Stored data
▬▬▬▬▬▬

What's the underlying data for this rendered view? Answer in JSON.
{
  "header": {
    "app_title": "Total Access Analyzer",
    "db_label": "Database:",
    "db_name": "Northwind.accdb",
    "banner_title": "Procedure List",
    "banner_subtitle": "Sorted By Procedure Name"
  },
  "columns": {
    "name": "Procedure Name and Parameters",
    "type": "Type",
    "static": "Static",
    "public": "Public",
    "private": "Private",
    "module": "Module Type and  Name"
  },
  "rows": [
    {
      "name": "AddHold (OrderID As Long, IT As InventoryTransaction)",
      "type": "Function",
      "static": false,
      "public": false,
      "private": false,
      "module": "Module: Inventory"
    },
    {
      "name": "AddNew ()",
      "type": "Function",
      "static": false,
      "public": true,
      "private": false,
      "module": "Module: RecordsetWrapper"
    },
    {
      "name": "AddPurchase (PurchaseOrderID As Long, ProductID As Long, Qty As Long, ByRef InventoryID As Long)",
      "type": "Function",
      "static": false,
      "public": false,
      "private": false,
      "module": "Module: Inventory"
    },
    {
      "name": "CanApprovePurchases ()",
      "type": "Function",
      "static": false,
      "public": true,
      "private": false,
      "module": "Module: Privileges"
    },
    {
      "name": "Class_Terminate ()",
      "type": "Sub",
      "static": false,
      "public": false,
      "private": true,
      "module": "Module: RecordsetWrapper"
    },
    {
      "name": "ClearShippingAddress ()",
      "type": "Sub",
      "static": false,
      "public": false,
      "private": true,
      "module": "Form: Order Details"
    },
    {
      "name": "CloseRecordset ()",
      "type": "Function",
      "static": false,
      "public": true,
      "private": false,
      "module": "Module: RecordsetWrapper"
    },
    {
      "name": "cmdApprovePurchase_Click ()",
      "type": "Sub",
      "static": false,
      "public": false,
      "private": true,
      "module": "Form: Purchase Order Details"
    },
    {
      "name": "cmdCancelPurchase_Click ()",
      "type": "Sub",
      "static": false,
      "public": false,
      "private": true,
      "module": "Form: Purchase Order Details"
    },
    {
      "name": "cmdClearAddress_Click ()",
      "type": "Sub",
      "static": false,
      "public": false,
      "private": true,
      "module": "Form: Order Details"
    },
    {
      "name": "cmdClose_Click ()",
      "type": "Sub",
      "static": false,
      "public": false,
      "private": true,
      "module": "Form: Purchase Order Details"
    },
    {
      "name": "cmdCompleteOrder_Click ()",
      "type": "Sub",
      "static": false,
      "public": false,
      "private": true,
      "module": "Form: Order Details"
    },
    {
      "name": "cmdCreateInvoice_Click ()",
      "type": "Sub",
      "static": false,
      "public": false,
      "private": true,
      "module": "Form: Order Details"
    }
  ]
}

▬▬▬▬▬▬

Short problem - Write out every line of the records exactly.

Exercise result -
What's the underlying data for this rendered view? Answer in JSON.
{
  "header": {
    "app_title": "Total Access Analyzer",
    "db_label": "Database:",
    "db_name": "Northwind.accdb",
    "banner_title": "Procedure List",
    "banner_subtitle": "Sorted By Procedure Name"
  },
  "columns": {
    "name": "Procedure Name and Parameters",
    "type": "Type",
    "static": "Static",
    "public": "Public",
    "private": "Private",
    "module": "Module Type and  Name"
  },
  "rows": [
    {
      "name": "AddHold (OrderID As Long, IT As InventoryTransaction)",
      "type": "Function",
      "static": false,
      "public": false,
      "private": false,
      "module": "Module: Inventory"
    },
    {
      "name": "AddNew ()",
      "type": "Function",
      "static": false,
      "public": true,
      "private": false,
      "module": "Module: RecordsetWrapper"
    },
    {
      "name": "AddPurchase (PurchaseOrderID As Long, ProductID As Long, Qty As Long, ByRef InventoryID As Long)",
      "type": "Function",
      "static": false,
      "public": false,
      "private": false,
      "module": "Module: Inventory"
    },
    {
      "name": "CanApprovePurchases ()",
      "type": "Function",
      "static": false,
      "public": true,
      "private": false,
      "module": "Module: Privileges"
    },
    {
      "name": "Class_Terminate ()",
      "type": "Sub",
      "static": false,
      "public": false,
      "private": true,
      "module": "Module: RecordsetWrapper"
    },
    {
      "name": "ClearShippingAddress ()",
      "type": "Sub",
      "static": false,
      "public": false,
      "private": true,
      "module": "Form: Order Details"
    },
    {
      "name": "CloseRecordset ()",
      "type": "Function",
      "static": false,
      "public": true,
      "private": false,
      "module": "Module: RecordsetWrapper"
    },
    {
      "name": "cmdApprovePurchase_Click ()",
      "type": "Sub",
      "static": false,
      "public": false,
      "private": true,
      "module": "Form: Purchase Order Details"
    },
    {
      "name": "cmdCancelPurchase_Click ()",
      "type": "Sub",
      "static": false,
      "public": false,
      "private": true,
      "module": "Form: Purchase Order Details"
    },
    {
      "name": "cmdClearAddress_Click ()",
      "type": "Sub",
      "static": false,
      "public": false,
      "private": true,
      "module": "Form: Order Details"
    },
    {
      "name": "cmdClose_Click ()",
      "type": "Sub",
      "static": false,
      "public": false,
      "private": true,
      "module": "Form: Purchase Order Details"
    },
    {
      "name": "cmdCompleteOrder_Click ()",
      "type": "Sub",
      "static": false,
      "public": false,
      "private": true,
      "module": "Form: Order Details"
    },
    {
      "name": "cmdCreateInvoice_Click ()",
      "type": "Sub",
      "static": false,
      "public": false,
      "private": true,
      "module": "Form: Order Details"
    }
  ]
}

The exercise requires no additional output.